AIM: From the entries below, gather each line containing the word "Possession".

— Begin RECORD SET —

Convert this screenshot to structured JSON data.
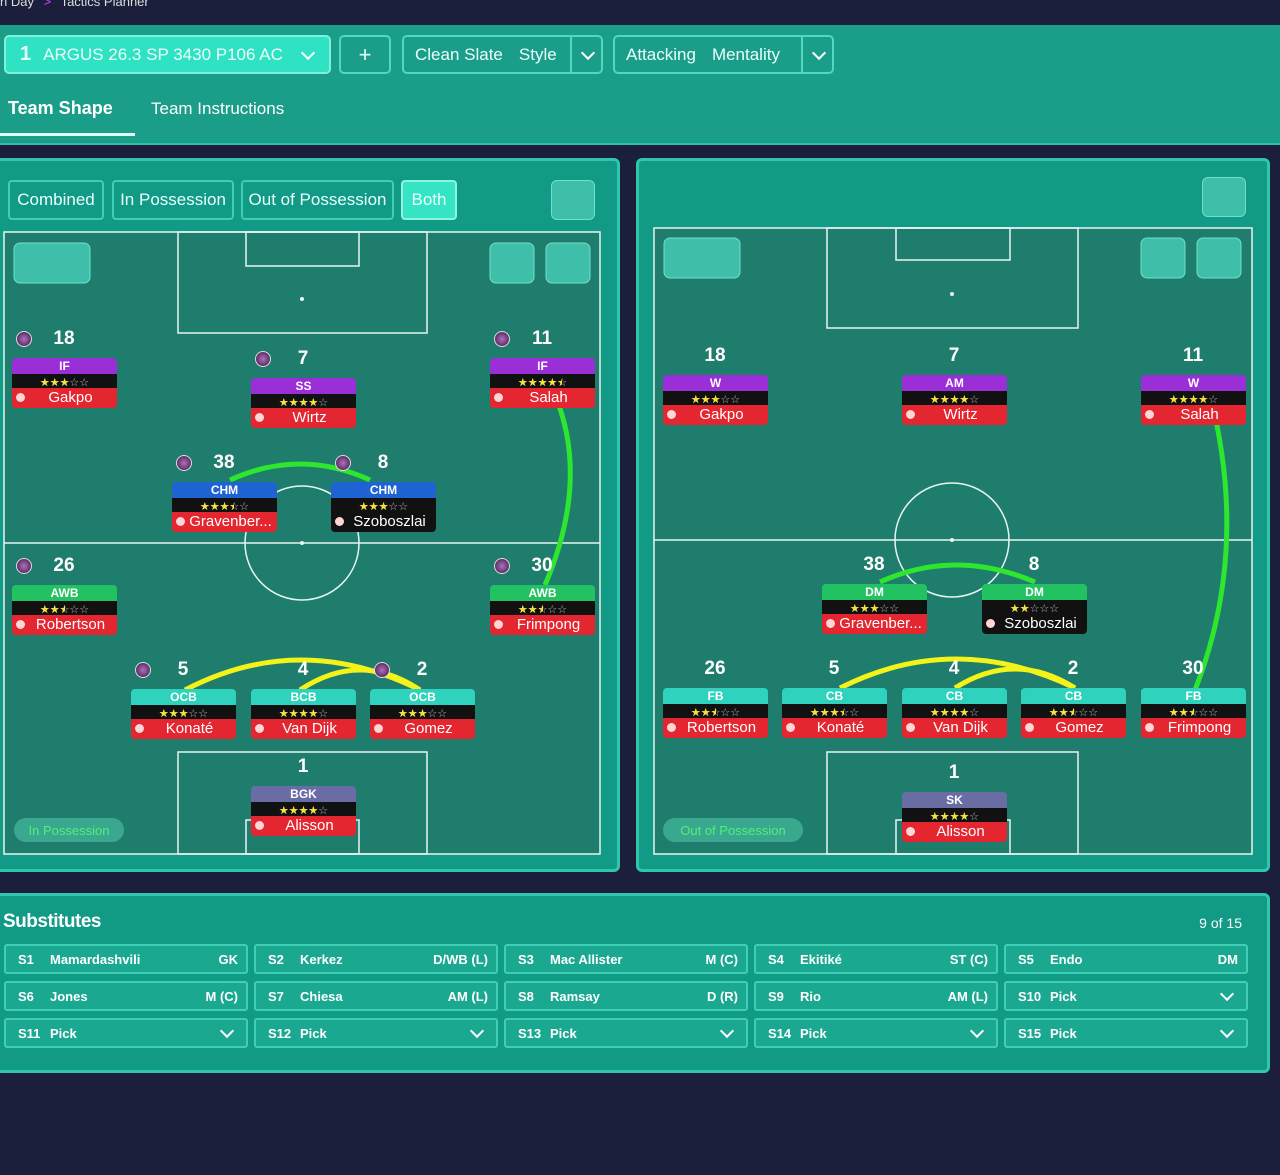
{
  "breadcrumb": [
    "n Day",
    "Tactics Planner"
  ],
  "toolbar": {
    "tactic_number": "1",
    "tactic_name": "ARGUS 26.3 SP 3430 P106 AC",
    "add": "+",
    "style": [
      "Clean Slate",
      "Style"
    ],
    "mentality": [
      "Attacking",
      "Mentality"
    ]
  },
  "tabs": [
    "Team Shape",
    "Team Instructions"
  ],
  "left_pitch": {
    "view_tabs": [
      "Combined",
      "In Possession",
      "Out of Possession",
      "Both"
    ],
    "label": "In Possession",
    "players": [
      {
        "number": 18,
        "role": "IF",
        "stars": 3,
        "name": "Gakpo"
      },
      {
        "number": 7,
        "role": "SS",
        "stars": 4,
        "name": "Wirtz"
      },
      {
        "number": 11,
        "role": "IF",
        "stars": 4.5,
        "name": "Salah"
      },
      {
        "number": 38,
        "role": "CHM",
        "stars": 3.5,
        "name": "Gravenber..."
      },
      {
        "number": 8,
        "role": "CHM",
        "stars": 3,
        "name": "Szoboszlai"
      },
      {
        "number": 26,
        "role": "AWB",
        "stars": 2.5,
        "name": "Robertson"
      },
      {
        "number": 30,
        "role": "AWB",
        "stars": 2.5,
        "name": "Frimpong"
      },
      {
        "number": 5,
        "role": "OCB",
        "stars": 3,
        "name": "Konaté"
      },
      {
        "number": 4,
        "role": "BCB",
        "stars": 4,
        "name": "Van Dijk"
      },
      {
        "number": 2,
        "role": "OCB",
        "stars": 3,
        "name": "Gomez"
      },
      {
        "number": 1,
        "role": "BGK",
        "stars": 4,
        "name": "Alisson"
      }
    ]
  },
  "right_pitch": {
    "label": "Out of Possession",
    "players": [
      {
        "number": 18,
        "role": "W",
        "stars": 3,
        "name": "Gakpo"
      },
      {
        "number": 7,
        "role": "AM",
        "stars": 4,
        "name": "Wirtz"
      },
      {
        "number": 11,
        "role": "W",
        "stars": 4,
        "name": "Salah"
      },
      {
        "number": 38,
        "role": "DM",
        "stars": 3,
        "name": "Gravenber..."
      },
      {
        "number": 8,
        "role": "DM",
        "stars": 2,
        "name": "Szoboszlai"
      },
      {
        "number": 26,
        "role": "FB",
        "stars": 2.5,
        "name": "Robertson"
      },
      {
        "number": 5,
        "role": "CB",
        "stars": 3.5,
        "name": "Konaté"
      },
      {
        "number": 4,
        "role": "CB",
        "stars": 4,
        "name": "Van Dijk"
      },
      {
        "number": 2,
        "role": "CB",
        "stars": 2.5,
        "name": "Gomez"
      },
      {
        "number": 30,
        "role": "FB",
        "stars": 2.5,
        "name": "Frimpong"
      },
      {
        "number": 1,
        "role": "SK",
        "stars": 4,
        "name": "Alisson"
      }
    ]
  },
  "substitutes": {
    "title": "Substitutes",
    "count": "9 of 15",
    "slots": [
      {
        "slot": "S1",
        "name": "Mamardashvili",
        "position": "GK"
      },
      {
        "slot": "S2",
        "name": "Kerkez",
        "position": "D/WB (L)"
      },
      {
        "slot": "S3",
        "name": "Mac Allister",
        "position": "M (C)"
      },
      {
        "slot": "S4",
        "name": "Ekitiké",
        "position": "ST (C)"
      },
      {
        "slot": "S5",
        "name": "Endo",
        "position": "DM"
      },
      {
        "slot": "S6",
        "name": "Jones",
        "position": "M (C)"
      },
      {
        "slot": "S7",
        "name": "Chiesa",
        "position": "AM (L)"
      },
      {
        "slot": "S8",
        "name": "Ramsay",
        "position": "D (R)"
      },
      {
        "slot": "S9",
        "name": "Rio",
        "position": "AM (L)"
      },
      {
        "slot": "S10",
        "name": "Pick"
      },
      {
        "slot": "S11",
        "name": "Pick"
      },
      {
        "slot": "S12",
        "name": "Pick"
      },
      {
        "slot": "S13",
        "name": "Pick"
      },
      {
        "slot": "S14",
        "name": "Pick"
      },
      {
        "slot": "S15",
        "name": "Pick"
      }
    ]
  }
}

— End RECORD SET —

SOLUTION TO THE PROBLEM:
      "In Possession",
      "Out of Possession",
    "label": "In Possession",
    "label": "Out of Possession",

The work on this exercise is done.